__Consigne__
Mettez à jour le texte sur le commerce du carbone forestier en reprenant le passage compris entre « Le marché international » et « de notre planète. » inclus, où « quadrupler » doit être remplacé par « tripler ».

Actualité 18.02.2021
LCB vous relaie la tribune de Daan Wensing, Directeur Général d'IDH. Dix ans après avoir disparu des radars, le commerce du carbone forestier est enfin prêt à démarrer pour de bon.
Le marché international du financement climatique devrait atteindre 640 milliards de dollars cette année, selon NatWest Markets, et des entreprises telles que Walmart, Amazon, Nestlé, Alibaba et le groupe Mahindra s'engagent à réduire leurs émissions de gaz et à investir dans la nature en tant que puits de carbone. La demande de compensation de carbone forestier pourrait dépasser l'offre d'ici 2025, le prix du carbone pourrait quadrupler d'ici 2030 et la valeur des compensations pourrait atteindre 125 à 150 milliards de dollars par an d'ici 2050.
Les marchés d'échanges volontaires du carbone sont en plein développement et ils peuvent jouer un rôle clé dans la sauvegarde de notre planète.
Premièrement, la finance carbone peut payer la conservation de la nature et la protection des forêts. Les forêts tropicales florissantes nous profitent à tous. Les marchés du carbone et le financement qu'ils fournissent pourront contribuer à garantir que nous puissions continuer à compter sur les forêts tropicales en prenant en charge les coûts de surveillance, de contrôle et de maintien de l'ordre dans les réserves naturelles et des parcs nationaux.
Deuxièmement, pour faire face au changement climatique et à la crise de la biodiversité, le secteur de l'agriculture et de la sylviculture devront procéder à de grands changements. Nous savons que des systèmes agricoles plus écologiques peuvent être rentables, mais nous savons aussi que les banques et les investisseurs sont réticents à prendre des risques. Si le marché du carbone peut réduire les risques liés aux investissements dans des modèles plus durables, tels que l'agroforesterie, la culture sans labour, les cultures intercalaires, la foresterie sociale et les approches paysagères; cela offre une opportunité au secteur de l'agriculture et de la sylviculture durable de se développer.
Troisièmement - et c'est le point le plus important - le commerce du carbone peut surtout fournir des revenus aux agriculteurs et aux communautés vivant à l'intérieur et à proximité des forêts et des tourbières. Les facteurs de déforestation et de dégradation de la nature à l'échelle mondiale comprennent l'expansion agricole, l'exploitation minière illégale, la récolte de bois de chauffage et de bois d'œuvre illégaux, les incendies de forêt, le développement des infrastructures et des petites exploitations agricoles. Ces activités sont étroitement liées aux économies locales. Aucune solution climatique ne peut être considérée comme durable si elle ne protège pas les droits des populations et leurs accès à des lieux de vie décents. La finance carbone peut offrir aux communautés forestières et rurales diverses sources de revenus et peut contribuer à combler le fossé des revenus.

__Lignes de données__
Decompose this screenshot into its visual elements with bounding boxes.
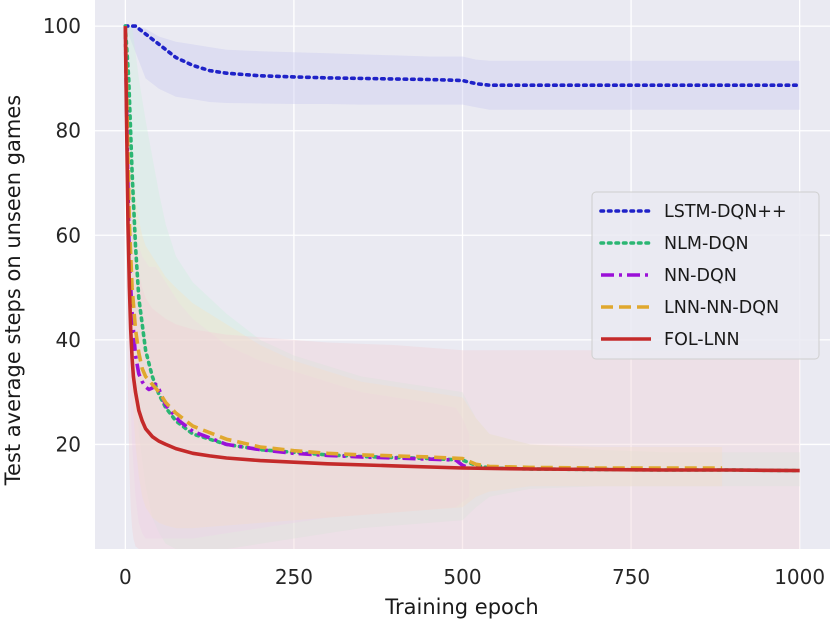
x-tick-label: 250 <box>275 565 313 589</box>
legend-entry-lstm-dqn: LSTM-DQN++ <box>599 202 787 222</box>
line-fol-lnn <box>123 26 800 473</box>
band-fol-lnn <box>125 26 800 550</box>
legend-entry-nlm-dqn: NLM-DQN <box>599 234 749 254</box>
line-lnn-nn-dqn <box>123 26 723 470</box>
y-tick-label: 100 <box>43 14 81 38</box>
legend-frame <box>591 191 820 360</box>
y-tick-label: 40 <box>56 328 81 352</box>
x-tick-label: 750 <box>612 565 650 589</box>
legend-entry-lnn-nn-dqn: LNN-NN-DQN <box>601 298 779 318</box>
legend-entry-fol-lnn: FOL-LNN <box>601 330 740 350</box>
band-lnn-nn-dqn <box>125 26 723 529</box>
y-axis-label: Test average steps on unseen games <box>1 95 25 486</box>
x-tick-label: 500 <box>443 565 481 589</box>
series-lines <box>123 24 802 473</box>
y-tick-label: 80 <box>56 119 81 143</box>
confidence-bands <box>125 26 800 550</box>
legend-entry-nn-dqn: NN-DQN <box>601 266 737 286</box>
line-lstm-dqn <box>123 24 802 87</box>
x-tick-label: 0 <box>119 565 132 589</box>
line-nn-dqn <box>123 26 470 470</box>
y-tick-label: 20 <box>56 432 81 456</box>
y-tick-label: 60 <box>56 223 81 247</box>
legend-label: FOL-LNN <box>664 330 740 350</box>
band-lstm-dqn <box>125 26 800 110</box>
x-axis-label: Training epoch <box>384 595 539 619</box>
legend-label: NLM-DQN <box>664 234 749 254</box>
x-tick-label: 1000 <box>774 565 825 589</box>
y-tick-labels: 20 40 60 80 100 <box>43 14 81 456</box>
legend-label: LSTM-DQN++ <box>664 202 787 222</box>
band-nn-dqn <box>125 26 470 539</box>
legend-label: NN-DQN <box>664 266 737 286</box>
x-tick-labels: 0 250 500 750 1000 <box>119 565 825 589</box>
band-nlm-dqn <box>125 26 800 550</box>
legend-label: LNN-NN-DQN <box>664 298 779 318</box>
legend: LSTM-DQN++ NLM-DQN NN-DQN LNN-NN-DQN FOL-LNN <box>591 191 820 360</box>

---

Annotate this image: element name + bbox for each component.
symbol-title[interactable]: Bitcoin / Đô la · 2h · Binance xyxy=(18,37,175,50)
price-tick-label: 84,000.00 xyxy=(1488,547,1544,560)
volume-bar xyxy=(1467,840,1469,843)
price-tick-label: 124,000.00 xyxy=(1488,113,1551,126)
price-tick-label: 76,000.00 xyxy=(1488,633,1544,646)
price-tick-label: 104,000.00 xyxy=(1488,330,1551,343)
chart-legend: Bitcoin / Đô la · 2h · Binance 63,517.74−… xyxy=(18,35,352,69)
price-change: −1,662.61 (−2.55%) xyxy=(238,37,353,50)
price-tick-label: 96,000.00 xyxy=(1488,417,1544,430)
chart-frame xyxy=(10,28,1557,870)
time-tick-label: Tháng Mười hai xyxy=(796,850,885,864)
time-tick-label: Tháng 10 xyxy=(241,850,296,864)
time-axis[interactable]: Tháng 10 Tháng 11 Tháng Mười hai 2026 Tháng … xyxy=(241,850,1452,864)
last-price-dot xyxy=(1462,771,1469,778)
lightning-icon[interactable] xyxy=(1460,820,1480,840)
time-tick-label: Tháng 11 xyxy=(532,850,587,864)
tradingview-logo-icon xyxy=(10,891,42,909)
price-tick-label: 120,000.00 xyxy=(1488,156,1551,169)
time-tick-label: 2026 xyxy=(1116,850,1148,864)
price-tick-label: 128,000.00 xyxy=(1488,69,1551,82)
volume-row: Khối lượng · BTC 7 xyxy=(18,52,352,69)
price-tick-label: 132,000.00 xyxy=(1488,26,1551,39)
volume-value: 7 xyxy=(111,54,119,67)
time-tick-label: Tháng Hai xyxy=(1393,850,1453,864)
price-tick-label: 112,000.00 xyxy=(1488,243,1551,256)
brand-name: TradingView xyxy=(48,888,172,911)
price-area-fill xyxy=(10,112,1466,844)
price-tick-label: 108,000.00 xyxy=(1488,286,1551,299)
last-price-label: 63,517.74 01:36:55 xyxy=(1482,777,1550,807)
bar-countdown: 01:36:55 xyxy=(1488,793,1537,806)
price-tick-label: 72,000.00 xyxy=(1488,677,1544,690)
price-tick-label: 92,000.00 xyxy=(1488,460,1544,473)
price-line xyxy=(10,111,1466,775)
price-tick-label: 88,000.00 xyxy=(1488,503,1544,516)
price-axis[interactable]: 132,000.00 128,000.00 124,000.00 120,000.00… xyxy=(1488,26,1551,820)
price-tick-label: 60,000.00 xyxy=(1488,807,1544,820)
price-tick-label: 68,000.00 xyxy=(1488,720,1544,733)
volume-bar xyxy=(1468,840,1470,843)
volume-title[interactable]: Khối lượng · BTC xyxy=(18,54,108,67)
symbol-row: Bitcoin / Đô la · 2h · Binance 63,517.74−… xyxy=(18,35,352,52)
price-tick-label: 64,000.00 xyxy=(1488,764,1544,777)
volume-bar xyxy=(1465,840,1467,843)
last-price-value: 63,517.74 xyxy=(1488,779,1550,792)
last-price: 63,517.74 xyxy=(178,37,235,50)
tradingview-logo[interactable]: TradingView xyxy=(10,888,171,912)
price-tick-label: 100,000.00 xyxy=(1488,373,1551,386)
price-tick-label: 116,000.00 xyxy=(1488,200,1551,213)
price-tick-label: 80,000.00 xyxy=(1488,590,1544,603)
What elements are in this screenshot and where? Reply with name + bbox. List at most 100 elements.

--

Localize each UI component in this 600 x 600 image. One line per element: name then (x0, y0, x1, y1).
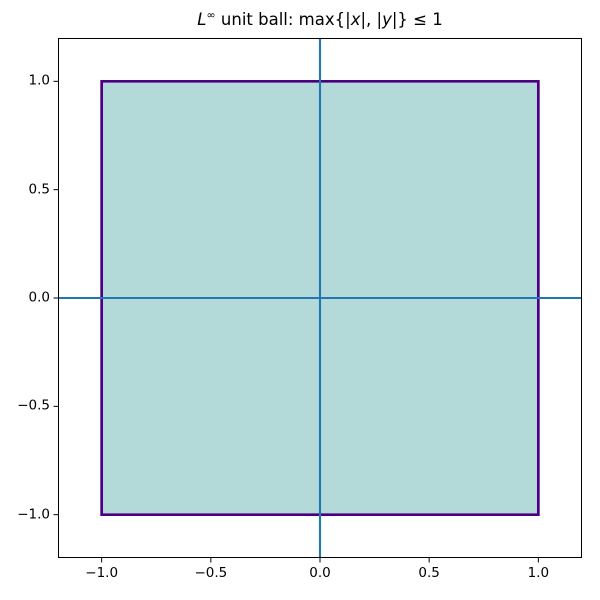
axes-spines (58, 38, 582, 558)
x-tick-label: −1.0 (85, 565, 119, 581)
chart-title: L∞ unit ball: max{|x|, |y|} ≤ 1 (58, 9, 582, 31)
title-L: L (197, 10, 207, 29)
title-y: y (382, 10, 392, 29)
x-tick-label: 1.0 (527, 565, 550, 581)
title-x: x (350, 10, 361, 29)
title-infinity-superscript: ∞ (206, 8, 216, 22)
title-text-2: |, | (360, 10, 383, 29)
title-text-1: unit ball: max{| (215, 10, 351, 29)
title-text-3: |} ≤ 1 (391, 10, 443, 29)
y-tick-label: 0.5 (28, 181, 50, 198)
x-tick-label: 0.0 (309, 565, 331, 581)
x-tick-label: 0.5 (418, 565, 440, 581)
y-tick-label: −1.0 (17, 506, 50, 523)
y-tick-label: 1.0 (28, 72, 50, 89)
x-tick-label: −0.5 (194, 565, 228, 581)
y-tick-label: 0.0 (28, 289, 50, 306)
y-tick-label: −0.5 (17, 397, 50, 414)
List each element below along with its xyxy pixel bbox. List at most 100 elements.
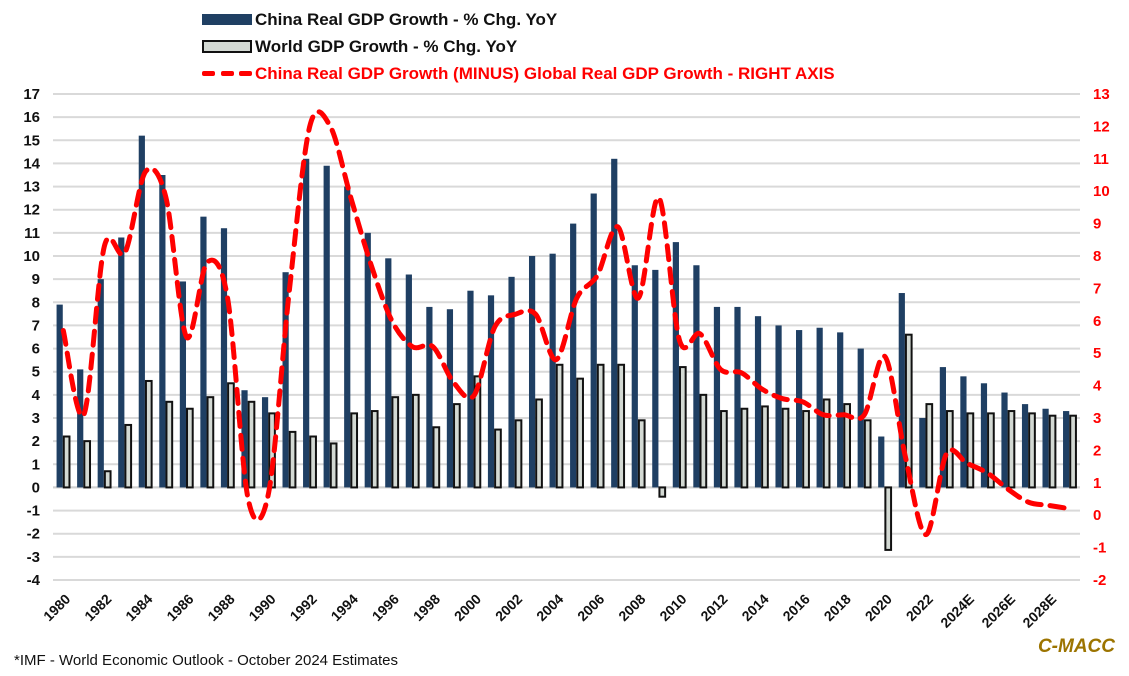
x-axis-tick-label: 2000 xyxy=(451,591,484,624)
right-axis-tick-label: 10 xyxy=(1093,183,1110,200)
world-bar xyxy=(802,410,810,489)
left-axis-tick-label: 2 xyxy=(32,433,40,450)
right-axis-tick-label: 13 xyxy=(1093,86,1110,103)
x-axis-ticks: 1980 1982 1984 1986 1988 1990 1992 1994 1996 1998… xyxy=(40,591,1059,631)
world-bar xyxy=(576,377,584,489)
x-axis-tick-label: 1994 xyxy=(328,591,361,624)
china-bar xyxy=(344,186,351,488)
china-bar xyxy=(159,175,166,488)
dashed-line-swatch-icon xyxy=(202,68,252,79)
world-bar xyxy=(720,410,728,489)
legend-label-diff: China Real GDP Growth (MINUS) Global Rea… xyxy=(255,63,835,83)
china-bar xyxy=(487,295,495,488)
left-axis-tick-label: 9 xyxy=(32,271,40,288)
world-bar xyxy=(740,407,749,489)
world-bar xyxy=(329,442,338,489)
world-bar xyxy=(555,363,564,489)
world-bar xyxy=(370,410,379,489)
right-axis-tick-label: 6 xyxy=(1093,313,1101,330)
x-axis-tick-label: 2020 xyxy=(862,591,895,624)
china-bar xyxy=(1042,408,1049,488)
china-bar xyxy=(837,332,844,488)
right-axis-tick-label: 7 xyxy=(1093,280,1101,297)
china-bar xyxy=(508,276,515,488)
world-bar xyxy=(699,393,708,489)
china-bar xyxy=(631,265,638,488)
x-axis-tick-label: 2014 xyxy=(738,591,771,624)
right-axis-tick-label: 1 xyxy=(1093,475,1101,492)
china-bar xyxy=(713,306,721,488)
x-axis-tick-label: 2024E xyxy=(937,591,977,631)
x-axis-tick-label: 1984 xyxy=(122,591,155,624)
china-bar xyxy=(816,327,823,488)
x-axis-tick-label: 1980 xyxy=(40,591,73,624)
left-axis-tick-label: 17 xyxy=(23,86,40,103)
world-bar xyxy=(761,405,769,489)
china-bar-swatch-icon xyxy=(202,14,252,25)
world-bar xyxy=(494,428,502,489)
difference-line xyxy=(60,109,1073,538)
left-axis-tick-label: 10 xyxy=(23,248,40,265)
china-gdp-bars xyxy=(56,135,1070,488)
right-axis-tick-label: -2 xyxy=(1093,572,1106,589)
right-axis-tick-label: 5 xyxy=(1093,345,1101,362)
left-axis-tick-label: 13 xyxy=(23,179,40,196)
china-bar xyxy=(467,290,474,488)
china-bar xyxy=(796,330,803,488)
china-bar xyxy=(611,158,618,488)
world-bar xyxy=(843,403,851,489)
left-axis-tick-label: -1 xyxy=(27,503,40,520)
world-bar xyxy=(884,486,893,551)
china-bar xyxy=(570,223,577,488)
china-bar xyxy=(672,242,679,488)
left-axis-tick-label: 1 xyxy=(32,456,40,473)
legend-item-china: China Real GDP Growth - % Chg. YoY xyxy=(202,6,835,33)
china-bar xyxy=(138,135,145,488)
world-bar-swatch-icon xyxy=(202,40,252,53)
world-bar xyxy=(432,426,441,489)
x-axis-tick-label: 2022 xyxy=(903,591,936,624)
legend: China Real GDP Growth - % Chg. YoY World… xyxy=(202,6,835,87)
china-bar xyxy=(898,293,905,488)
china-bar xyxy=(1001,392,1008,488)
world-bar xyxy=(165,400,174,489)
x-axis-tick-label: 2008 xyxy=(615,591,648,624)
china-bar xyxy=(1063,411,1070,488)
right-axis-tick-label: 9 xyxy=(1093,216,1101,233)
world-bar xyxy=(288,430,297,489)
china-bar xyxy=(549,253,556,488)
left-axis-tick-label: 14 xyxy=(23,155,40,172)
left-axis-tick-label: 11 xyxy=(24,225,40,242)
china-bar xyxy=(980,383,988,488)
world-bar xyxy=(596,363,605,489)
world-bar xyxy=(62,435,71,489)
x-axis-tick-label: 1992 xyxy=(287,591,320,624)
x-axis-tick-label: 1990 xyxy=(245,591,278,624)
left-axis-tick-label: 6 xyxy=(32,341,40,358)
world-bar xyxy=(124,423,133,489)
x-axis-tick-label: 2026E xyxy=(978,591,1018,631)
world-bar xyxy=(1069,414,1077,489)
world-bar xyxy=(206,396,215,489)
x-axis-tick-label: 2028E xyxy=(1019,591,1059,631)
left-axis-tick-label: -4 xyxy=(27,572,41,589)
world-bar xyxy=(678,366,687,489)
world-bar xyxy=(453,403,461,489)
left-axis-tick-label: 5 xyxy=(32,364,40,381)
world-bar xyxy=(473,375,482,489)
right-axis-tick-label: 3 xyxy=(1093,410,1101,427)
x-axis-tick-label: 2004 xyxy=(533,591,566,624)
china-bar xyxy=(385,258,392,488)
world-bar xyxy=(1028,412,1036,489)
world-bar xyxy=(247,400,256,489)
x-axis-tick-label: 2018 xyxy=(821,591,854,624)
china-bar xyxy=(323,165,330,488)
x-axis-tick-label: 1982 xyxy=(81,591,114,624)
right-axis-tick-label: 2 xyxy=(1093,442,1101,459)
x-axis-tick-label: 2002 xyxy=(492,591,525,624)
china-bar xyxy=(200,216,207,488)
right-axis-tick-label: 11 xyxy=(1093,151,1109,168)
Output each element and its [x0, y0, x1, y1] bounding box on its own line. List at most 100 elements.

__Corrigé__
Le marché international du financement climatique devrait atteindre 640 milliards de dollars cette année, selon NatWest Markets, et des entreprises telles que Walmart, Amazon, Nestlé, Alibaba et le groupe Mahindra s'engagent à réduire leurs émissions de gaz et à investir dans la nature en tant que puits de carbone. La demande de compensation de carbone forestier pourrait dépasser l'offre d'ici 2025, le prix du carbone pourrait tripler d'ici 2030 et la valeur des compensations pourrait atteindre 125 à 150 milliards de dollars par an d'ici 2050.
Les marchés d'échanges volontaires du carbone sont en plein développement et ils peuvent jouer un rôle clé dans la sauvegarde de notre planète.